STATED PROBLEM → Reproduce the records below exactly as given.
-- begin EXTRACTED INFORMATION --
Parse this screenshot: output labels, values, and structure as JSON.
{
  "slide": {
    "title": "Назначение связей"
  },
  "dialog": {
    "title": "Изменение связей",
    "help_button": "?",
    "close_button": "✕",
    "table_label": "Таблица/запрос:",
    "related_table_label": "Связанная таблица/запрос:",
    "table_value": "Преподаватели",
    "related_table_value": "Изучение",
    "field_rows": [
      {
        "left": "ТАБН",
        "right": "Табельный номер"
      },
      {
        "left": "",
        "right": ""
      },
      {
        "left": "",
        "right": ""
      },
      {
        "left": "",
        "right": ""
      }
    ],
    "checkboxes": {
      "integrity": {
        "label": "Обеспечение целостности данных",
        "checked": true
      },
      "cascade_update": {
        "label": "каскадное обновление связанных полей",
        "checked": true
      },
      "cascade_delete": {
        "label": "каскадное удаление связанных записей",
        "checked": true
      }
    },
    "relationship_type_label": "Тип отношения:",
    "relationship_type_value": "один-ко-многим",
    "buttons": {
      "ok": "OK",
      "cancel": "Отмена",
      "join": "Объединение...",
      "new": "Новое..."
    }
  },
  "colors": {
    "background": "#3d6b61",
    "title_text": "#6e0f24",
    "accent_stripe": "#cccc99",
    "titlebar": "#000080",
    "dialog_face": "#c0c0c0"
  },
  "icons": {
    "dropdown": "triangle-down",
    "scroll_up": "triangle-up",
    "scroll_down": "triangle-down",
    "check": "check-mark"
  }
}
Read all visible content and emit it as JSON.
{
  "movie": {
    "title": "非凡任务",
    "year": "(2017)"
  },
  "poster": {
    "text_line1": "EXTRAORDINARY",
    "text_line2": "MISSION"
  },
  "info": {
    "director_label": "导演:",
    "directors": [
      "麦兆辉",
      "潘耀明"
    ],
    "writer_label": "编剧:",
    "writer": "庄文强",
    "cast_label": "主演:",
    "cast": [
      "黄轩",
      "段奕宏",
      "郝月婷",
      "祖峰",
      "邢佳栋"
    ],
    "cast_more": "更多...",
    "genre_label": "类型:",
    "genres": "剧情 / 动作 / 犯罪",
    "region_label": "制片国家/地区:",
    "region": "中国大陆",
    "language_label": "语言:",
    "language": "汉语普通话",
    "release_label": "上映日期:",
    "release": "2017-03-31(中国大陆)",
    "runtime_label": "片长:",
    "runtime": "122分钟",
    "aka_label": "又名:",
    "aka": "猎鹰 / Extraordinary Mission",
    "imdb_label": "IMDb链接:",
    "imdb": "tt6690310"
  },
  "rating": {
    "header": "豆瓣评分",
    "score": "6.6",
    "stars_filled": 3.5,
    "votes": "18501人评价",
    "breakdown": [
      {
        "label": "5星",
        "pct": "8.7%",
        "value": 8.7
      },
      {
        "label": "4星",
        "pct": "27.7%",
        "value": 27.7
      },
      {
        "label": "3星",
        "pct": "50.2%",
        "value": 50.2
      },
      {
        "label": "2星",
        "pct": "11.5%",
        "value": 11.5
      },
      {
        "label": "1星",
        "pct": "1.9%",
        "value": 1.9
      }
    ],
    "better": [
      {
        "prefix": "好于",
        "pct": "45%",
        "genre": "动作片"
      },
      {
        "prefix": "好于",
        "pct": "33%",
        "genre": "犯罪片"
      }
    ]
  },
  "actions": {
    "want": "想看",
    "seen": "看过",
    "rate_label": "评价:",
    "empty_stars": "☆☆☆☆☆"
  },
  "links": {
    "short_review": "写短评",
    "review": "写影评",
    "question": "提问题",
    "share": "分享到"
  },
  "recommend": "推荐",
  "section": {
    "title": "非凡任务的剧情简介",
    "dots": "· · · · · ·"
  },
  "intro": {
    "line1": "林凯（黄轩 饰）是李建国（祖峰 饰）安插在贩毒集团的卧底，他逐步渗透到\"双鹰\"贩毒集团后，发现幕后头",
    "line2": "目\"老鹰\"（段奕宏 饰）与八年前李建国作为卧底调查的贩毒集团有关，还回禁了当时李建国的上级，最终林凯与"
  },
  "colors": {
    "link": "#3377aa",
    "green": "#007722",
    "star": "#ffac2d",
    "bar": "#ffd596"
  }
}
-- end EXTRACTED INFORMATION --
FINAL RESULT →
Parse this screenshot: output labels, values, and structure as JSON.
{
  "slide": {
    "title": "Назначение связей"
  },
  "dialog": {
    "title": "Изменение связей",
    "help_button": "?",
    "close_button": "✕",
    "table_label": "Таблица/запрос:",
    "related_table_label": "Связанная таблица/запрос:",
    "table_value": "Преподаватели",
    "related_table_value": "Изучение",
    "field_rows": [
      {
        "left": "ТАБН",
        "right": "Табельный номер"
      },
      {
        "left": "",
        "right": ""
      },
      {
        "left": "",
        "right": ""
      },
      {
        "left": "",
        "right": ""
      }
    ],
    "checkboxes": {
      "integrity": {
        "label": "Обеспечение целостности данных",
        "checked": true
      },
      "cascade_update": {
        "label": "каскадное обновление связанных полей",
        "checked": true
      },
      "cascade_delete": {
        "label": "каскадное удаление связанных записей",
        "checked": true
      }
    },
    "relationship_type_label": "Тип отношения:",
    "relationship_type_value": "один-ко-многим",
    "buttons": {
      "ok": "OK",
      "cancel": "Отмена",
      "join": "Объединение...",
      "new": "Новое..."
    }
  },
  "colors": {
    "background": "#3d6b61",
    "title_text": "#6e0f24",
    "accent_stripe": "#cccc99",
    "titlebar": "#000080",
    "dialog_face": "#c0c0c0"
  },
  "icons": {
    "dropdown": "triangle-down",
    "scroll_up": "triangle-up",
    "scroll_down": "triangle-down",
    "check": "check-mark"
  }
}
Read all visible content and emit it as JSON.
{
  "movie": {
    "title": "非凡任务",
    "year": "(2017)"
  },
  "poster": {
    "text_line1": "EXTRAORDINARY",
    "text_line2": "MISSION"
  },
  "info": {
    "director_label": "导演:",
    "directors": [
      "麦兆辉",
      "潘耀明"
    ],
    "writer_label": "编剧:",
    "writer": "庄文强",
    "cast_label": "主演:",
    "cast": [
      "黄轩",
      "段奕宏",
      "郝月婷",
      "祖峰",
      "邢佳栋"
    ],
    "cast_more": "更多...",
    "genre_label": "类型:",
    "genres": "剧情 / 动作 / 犯罪",
    "region_label": "制片国家/地区:",
    "region": "中国大陆",
    "language_label": "语言:",
    "language": "汉语普通话",
    "release_label": "上映日期:",
    "release": "2017-03-31(中国大陆)",
    "runtime_label": "片长:",
    "runtime": "122分钟",
    "aka_label": "又名:",
    "aka": "猎鹰 / Extraordinary Mission",
    "imdb_label": "IMDb链接:",
    "imdb": "tt6690310"
  },
  "rating": {
    "header": "豆瓣评分",
    "score": "6.6",
    "stars_filled": 3.5,
    "votes": "18501人评价",
    "breakdown": [
      {
        "label": "5星",
        "pct": "8.7%",
        "value": 8.7
      },
      {
        "label": "4星",
        "pct": "27.7%",
        "value": 27.7
      },
      {
        "label": "3星",
        "pct": "50.2%",
        "value": 50.2
      },
      {
        "label": "2星",
        "pct": "11.5%",
        "value": 11.5
      },
      {
        "label": "1星",
        "pct": "1.9%",
        "value": 1.9
      }
    ],
    "better": [
      {
        "prefix": "好于",
        "pct": "45%",
        "genre": "动作片"
      },
      {
        "prefix": "好于",
        "pct": "33%",
        "genre": "犯罪片"
      }
    ]
  },
  "actions": {
    "want": "想看",
    "seen": "看过",
    "rate_label": "评价:",
    "empty_stars": "☆☆☆☆☆"
  },
  "links": {
    "short_review": "写短评",
    "review": "写影评",
    "question": "提问题",
    "share": "分享到"
  },
  "recommend": "推荐",
  "section": {
    "title": "非凡任务的剧情简介",
    "dots": "· · · · · ·"
  },
  "intro": {
    "line1": "林凯（黄轩 饰）是李建国（祖峰 饰）安插在贩毒集团的卧底，他逐步渗透到\"双鹰\"贩毒集团后，发现幕后头",
    "line2": "目\"老鹰\"（段奕宏 饰）与八年前李建国作为卧底调查的贩毒集团有关，还回禁了当时李建国的上级，最终林凯与"
  },
  "colors": {
    "link": "#3377aa",
    "green": "#007722",
    "star": "#ffac2d",
    "bar": "#ffd596"
  }
}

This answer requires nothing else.